### [Exercise text]
PATCH is not inherently idempotent. JSON Merge Patch applied twice to the same resource produces the same result (idempotent), but a JSON Patch add operation on an array appends a new element each time (not idempotent). To make PATCH safe to retry — critical in mobile apps, service meshes, and any client that retries on network failure — implement Idempotency-Key headers and a server-side deduplication store. See Idempotency Key Implementation for the full implementation pattern, including key generation, storage TTL, and cache eviction strategy.

PUT is not “safe” in the RFC 9110 sense (that term is reserved for read-only methods like GET/HEAD/OPTIONS). It is only idempotent — side effects are allowed.


SDK and Codegen Downstream Effect

The requestBody content type in your OpenAPI spec directly controls how generated clients serialize mutation payloads. The difference is significant:

# Generated TypeScript client — PUT endpoint
- async replaceUser(id: string, body: UserCreate): Promise<User> {
+ // body must include ALL fields; undefined fields serialize as null
  return this.request("PUT", `/users/${id}`, { body: JSON.stringify(body) });
}

# Generated TypeScript client — PATCH endpoint (after declaring merge-patch+json)
+ async updateUser(id: string, body: Partial<UserUpdate>): Promise<User> {
+   // Only send fields the caller provides; omit the rest
+   return this.request("PATCH", `/users/${id}`, {
+     headers: { "Content-Type": "application/merge-patch+json" },
+     body: JSON.stringify(removeUndefined(body)),
+   });
+ }

Generators that see application/json on a PATCH endpoint produce full-DTO serializers — the same shape as PUT. Generators that see application/merge-patch+json produce Partial<T> wrappers that filter out undefined fields before serialization. The spec content-type key is the single control point.

### [Entries supplied]
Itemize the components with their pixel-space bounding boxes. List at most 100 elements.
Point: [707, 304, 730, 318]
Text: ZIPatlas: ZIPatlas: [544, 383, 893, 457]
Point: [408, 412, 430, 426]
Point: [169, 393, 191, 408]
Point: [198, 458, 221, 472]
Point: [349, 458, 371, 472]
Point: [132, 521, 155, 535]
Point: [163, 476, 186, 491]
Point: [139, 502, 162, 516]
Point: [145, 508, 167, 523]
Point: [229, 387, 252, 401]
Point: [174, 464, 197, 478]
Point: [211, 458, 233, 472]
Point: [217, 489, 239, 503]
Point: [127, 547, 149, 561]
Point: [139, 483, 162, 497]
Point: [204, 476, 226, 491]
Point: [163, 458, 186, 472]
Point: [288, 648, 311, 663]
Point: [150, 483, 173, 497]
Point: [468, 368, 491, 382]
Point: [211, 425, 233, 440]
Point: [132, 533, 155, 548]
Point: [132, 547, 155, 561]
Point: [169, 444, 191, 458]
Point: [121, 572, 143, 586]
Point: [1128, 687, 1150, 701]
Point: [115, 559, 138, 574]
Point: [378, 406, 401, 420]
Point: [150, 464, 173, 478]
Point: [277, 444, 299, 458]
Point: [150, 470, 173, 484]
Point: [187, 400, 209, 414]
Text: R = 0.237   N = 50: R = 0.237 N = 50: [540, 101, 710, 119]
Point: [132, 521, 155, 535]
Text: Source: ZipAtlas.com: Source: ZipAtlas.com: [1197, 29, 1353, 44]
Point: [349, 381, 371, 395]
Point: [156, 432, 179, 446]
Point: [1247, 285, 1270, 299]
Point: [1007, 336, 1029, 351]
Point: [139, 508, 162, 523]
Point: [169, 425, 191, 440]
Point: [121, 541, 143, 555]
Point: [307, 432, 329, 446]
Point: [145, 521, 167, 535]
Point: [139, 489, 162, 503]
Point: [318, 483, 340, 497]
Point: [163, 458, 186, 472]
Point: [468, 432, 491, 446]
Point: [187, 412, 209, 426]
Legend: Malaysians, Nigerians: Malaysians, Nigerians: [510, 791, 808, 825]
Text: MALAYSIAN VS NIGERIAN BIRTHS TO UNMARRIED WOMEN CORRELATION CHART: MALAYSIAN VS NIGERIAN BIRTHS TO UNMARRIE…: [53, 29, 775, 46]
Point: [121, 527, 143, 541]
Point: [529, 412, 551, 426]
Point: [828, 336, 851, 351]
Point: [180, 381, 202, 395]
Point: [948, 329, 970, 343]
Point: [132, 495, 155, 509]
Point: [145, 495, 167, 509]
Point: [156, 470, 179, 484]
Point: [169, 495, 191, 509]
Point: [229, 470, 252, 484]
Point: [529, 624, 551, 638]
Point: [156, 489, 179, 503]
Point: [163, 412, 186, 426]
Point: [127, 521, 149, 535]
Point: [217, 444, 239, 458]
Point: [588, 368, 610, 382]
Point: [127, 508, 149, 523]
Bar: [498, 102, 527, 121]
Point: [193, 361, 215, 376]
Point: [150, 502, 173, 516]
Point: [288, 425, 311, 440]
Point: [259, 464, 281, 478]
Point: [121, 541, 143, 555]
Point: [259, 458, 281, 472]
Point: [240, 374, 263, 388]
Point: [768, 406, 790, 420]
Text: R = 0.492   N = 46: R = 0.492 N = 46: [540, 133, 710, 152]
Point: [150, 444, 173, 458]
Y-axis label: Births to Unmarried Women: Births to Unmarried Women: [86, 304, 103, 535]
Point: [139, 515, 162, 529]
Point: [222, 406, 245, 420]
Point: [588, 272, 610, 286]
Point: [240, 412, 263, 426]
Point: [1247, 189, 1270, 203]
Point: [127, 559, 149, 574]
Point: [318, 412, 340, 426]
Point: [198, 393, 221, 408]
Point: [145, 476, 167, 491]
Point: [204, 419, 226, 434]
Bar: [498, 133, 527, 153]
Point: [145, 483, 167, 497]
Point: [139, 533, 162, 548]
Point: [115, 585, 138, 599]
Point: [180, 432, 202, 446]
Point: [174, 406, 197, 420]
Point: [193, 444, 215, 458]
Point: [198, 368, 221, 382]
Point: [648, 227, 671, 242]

### [What you will do]
In the text on PATCH and PUT, what do generators produce when they see application/merge-patch+json on a PATCH endpoint?

### [Output of the exercise]
They produce Partial<T> wrappers that filter out undefined fields before serialization.